**Given records**
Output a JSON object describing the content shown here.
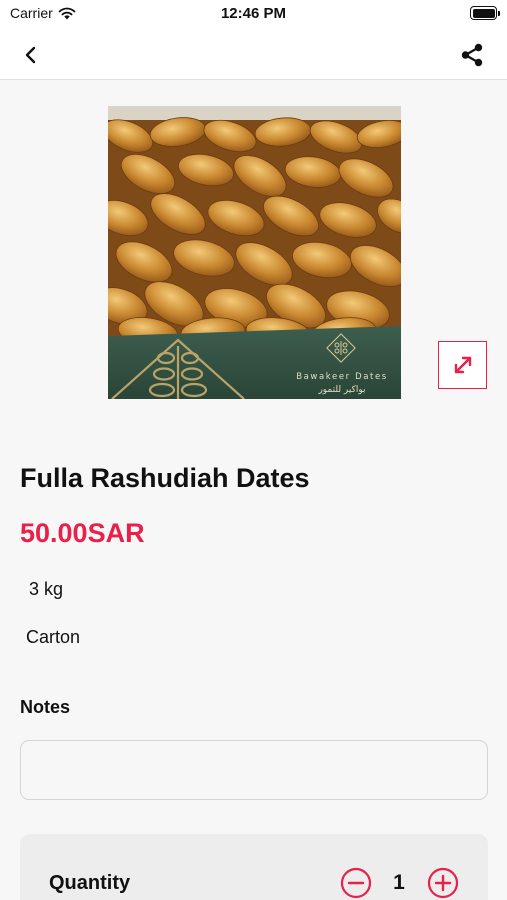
{
  "status_bar": {
    "carrier": "Carrier",
    "time": "12:46 PM"
  },
  "nav": {
    "back_icon": "chevron-left-icon",
    "share_icon": "share-icon"
  },
  "product": {
    "image_brand_text": "Bawakeer Dates",
    "image_brand_text_ar": "بواكير للتمور",
    "title": "Fulla Rashudiah Dates",
    "price": "50.00SAR",
    "weight": "3 kg",
    "package": "Carton"
  },
  "notes": {
    "label": "Notes",
    "value": "",
    "placeholder": ""
  },
  "quantity": {
    "label": "Quantity",
    "value": "1"
  },
  "colors": {
    "accent": "#e8204a",
    "background": "#f7f7f7"
  }
}
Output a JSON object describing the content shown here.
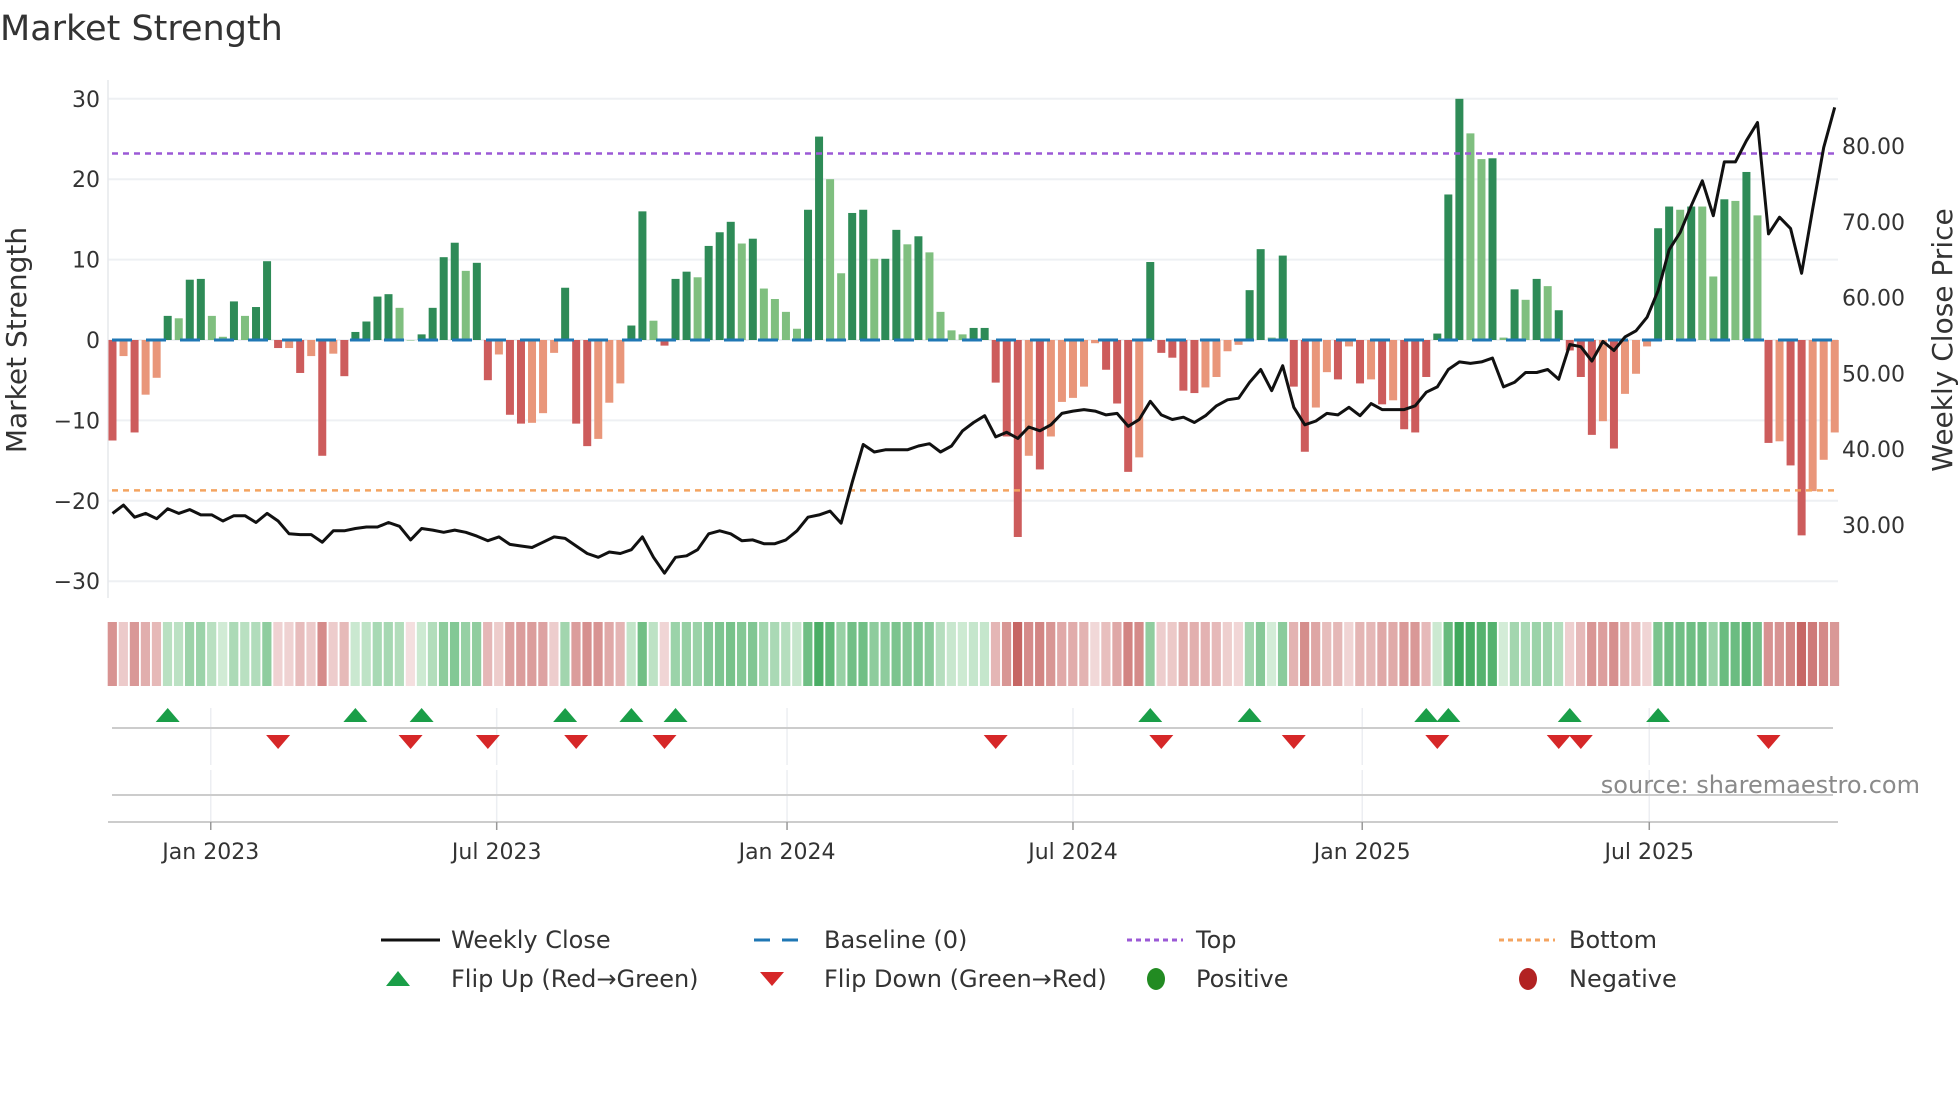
{
  "title": "Market Strength",
  "source": "source: sharemaestro.com",
  "colors": {
    "dark_green": "#2e8b57",
    "light_green": "#7fbf7f",
    "dark_red": "#cd5c5c",
    "light_red": "#e9967a",
    "baseline": "#1f77b4",
    "top": "#9b59d6",
    "bottom": "#f4a460",
    "flip_up": "#1a9e48",
    "flip_down": "#d62728",
    "positive": "#228b22",
    "negative": "#b22222"
  },
  "chart_data": {
    "type": "bar",
    "title": "Market Strength",
    "ylabel": "Market Strength",
    "y2label": "Weekly Close Price",
    "ylim": [
      -32,
      32
    ],
    "y2lim": [
      22,
      87
    ],
    "yticks": [
      "30",
      "20",
      "10",
      "0",
      "−10",
      "−20",
      "−30"
    ],
    "ytick_values": [
      30,
      20,
      10,
      0,
      -10,
      -20,
      -30
    ],
    "y2ticks": [
      "80.00",
      "70.00",
      "60.00",
      "50.00",
      "40.00",
      "30.00"
    ],
    "y2tick_values": [
      80,
      70,
      60,
      50,
      40,
      30
    ],
    "xticks": [
      "Jan 2023",
      "Jul 2023",
      "Jan 2024",
      "Jul 2024",
      "Jan 2025",
      "Jul 2025"
    ],
    "xtick_week_index": [
      8.9,
      34.8,
      61.1,
      87.0,
      113.2,
      139.2
    ],
    "top_level": 23.2,
    "bottom_level": -18.7,
    "baseline": 0,
    "strength": [
      -12.5,
      -2,
      -11.5,
      -6.8,
      -4.7,
      3,
      2.7,
      7.5,
      7.6,
      3,
      0.4,
      4.8,
      3,
      4.1,
      9.8,
      -1,
      -1,
      -4.1,
      -2,
      -14.4,
      -1.7,
      -4.5,
      1,
      2.3,
      5.4,
      5.7,
      4,
      0,
      0.7,
      4,
      10.3,
      12.1,
      8.6,
      9.6,
      -5,
      -1.8,
      -9.3,
      -10.4,
      -10.3,
      -9.1,
      -1.6,
      6.5,
      -10.4,
      -13.2,
      -12.3,
      -7.8,
      -5.4,
      1.8,
      16,
      2.4,
      -0.7,
      7.6,
      8.5,
      7.8,
      11.7,
      13.4,
      14.7,
      12,
      12.6,
      6.4,
      5.1,
      3.5,
      1.4,
      16.2,
      25.3,
      20,
      8.3,
      15.8,
      16.2,
      10.1,
      10.1,
      13.7,
      11.9,
      12.9,
      10.9,
      3.5,
      1.2,
      0.7,
      1.5,
      1.5,
      -5.3,
      -12,
      -24.5,
      -14.4,
      -16.1,
      -12,
      -7.7,
      -7.2,
      -5.8,
      -0.4,
      -3.7,
      -7.9,
      -16.4,
      -14.6,
      9.7,
      -1.6,
      -2.2,
      -6.3,
      -6.6,
      -5.9,
      -4.6,
      -1.4,
      -0.6,
      6.2,
      11.3,
      0.3,
      10.5,
      -5.8,
      -13.9,
      -8.4,
      -4,
      -4.9,
      -0.8,
      -5.4,
      -4.9,
      -8,
      -7.5,
      -11.1,
      -11.5,
      -4.6,
      0.8,
      18.1,
      30,
      25.7,
      22.5,
      22.6,
      0.3,
      6.3,
      5,
      7.6,
      6.7,
      3.7,
      -1.3,
      -4.6,
      -11.8,
      -10.1,
      -13.5,
      -6.7,
      -4.2,
      -0.8,
      13.9,
      16.6,
      16.2,
      16.6,
      16.6,
      7.9,
      17.5,
      17.3,
      20.9,
      15.5,
      -12.8,
      -12.6,
      -15.6,
      -24.3,
      -18.8,
      -14.9,
      -11.5
    ],
    "strength_dark": [
      1,
      0,
      1,
      0,
      0,
      1,
      0,
      1,
      1,
      0,
      0,
      1,
      0,
      1,
      1,
      1,
      0,
      1,
      0,
      1,
      0,
      1,
      1,
      1,
      1,
      1,
      0,
      0,
      1,
      1,
      1,
      1,
      0,
      1,
      1,
      0,
      1,
      1,
      0,
      0,
      0,
      1,
      1,
      1,
      0,
      0,
      0,
      1,
      1,
      0,
      1,
      1,
      1,
      0,
      1,
      1,
      1,
      0,
      1,
      0,
      0,
      0,
      0,
      1,
      1,
      0,
      0,
      1,
      1,
      0,
      1,
      1,
      0,
      1,
      0,
      0,
      0,
      0,
      1,
      1,
      1,
      1,
      1,
      0,
      1,
      0,
      0,
      0,
      0,
      0,
      1,
      1,
      1,
      0,
      1,
      1,
      1,
      1,
      1,
      0,
      0,
      0,
      0,
      1,
      1,
      0,
      1,
      1,
      1,
      0,
      0,
      1,
      0,
      1,
      0,
      1,
      0,
      1,
      1,
      1,
      1,
      1,
      1,
      0,
      0,
      1,
      0,
      1,
      0,
      1,
      0,
      1,
      1,
      1,
      1,
      0,
      1,
      0,
      0,
      0,
      1,
      1,
      0,
      1,
      0,
      0,
      1,
      0,
      1,
      0,
      1,
      0,
      1,
      1,
      0,
      0,
      0
    ],
    "weekly_close": [
      31.5,
      32.6,
      31.0,
      31.5,
      30.8,
      32.1,
      31.5,
      32.0,
      31.3,
      31.3,
      30.5,
      31.2,
      31.2,
      30.3,
      31.5,
      30.5,
      28.8,
      28.7,
      28.7,
      27.7,
      29.2,
      29.2,
      29.5,
      29.7,
      29.7,
      30.3,
      29.8,
      28.0,
      29.5,
      29.3,
      29.0,
      29.3,
      29.0,
      28.5,
      27.9,
      28.4,
      27.4,
      27.2,
      27.0,
      27.7,
      28.4,
      28.2,
      27.2,
      26.2,
      25.7,
      26.4,
      26.2,
      26.7,
      28.4,
      25.7,
      23.6,
      25.7,
      25.9,
      26.7,
      28.8,
      29.2,
      28.8,
      27.9,
      28.0,
      27.5,
      27.5,
      28.0,
      29.2,
      31.0,
      31.3,
      31.8,
      30.2,
      35.6,
      40.6,
      39.6,
      39.9,
      39.9,
      39.9,
      40.4,
      40.7,
      39.6,
      40.4,
      42.4,
      43.5,
      44.4,
      41.6,
      42.2,
      41.4,
      42.9,
      42.4,
      43.2,
      44.7,
      45.0,
      45.2,
      45.0,
      44.5,
      44.7,
      43.0,
      43.9,
      46.3,
      44.5,
      43.9,
      44.2,
      43.5,
      44.4,
      45.7,
      46.5,
      46.7,
      48.8,
      50.5,
      47.7,
      51.0,
      45.5,
      43.2,
      43.7,
      44.7,
      44.5,
      45.5,
      44.4,
      46.0,
      45.2,
      45.2,
      45.2,
      45.7,
      47.5,
      48.2,
      50.5,
      51.5,
      51.3,
      51.5,
      52.0,
      48.2,
      48.8,
      50.1,
      50.1,
      50.5,
      49.2,
      53.8,
      53.5,
      51.6,
      54.2,
      53.0,
      54.8,
      55.6,
      57.4,
      60.9,
      66.3,
      68.6,
      72.1,
      75.4,
      70.8,
      77.9,
      77.9,
      80.7,
      83.1,
      68.4,
      70.6,
      69.1,
      63.2,
      71.7,
      79.8,
      85.1
    ],
    "flip_up_week_index": [
      5,
      22,
      28,
      41,
      47,
      51,
      94,
      103,
      119,
      121,
      132,
      140
    ],
    "flip_down_week_index": [
      15,
      27,
      34,
      42,
      50,
      80,
      95,
      107,
      120,
      131,
      133,
      150
    ],
    "legend": {
      "weekly_close": "Weekly Close",
      "baseline": "Baseline (0)",
      "top": "Top",
      "bottom": "Bottom",
      "flip_up": "Flip Up (Red→Green)",
      "flip_down": "Flip Down (Green→Red)",
      "positive": "Positive",
      "negative": "Negative"
    },
    "legend_position": "bottom"
  }
}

**What is required**
Collect the lines of the data that carry the word "Market".

**Written response**
  "title": "Market Strength",
    "title": "Market Strength",
    "ylabel": "Market Strength",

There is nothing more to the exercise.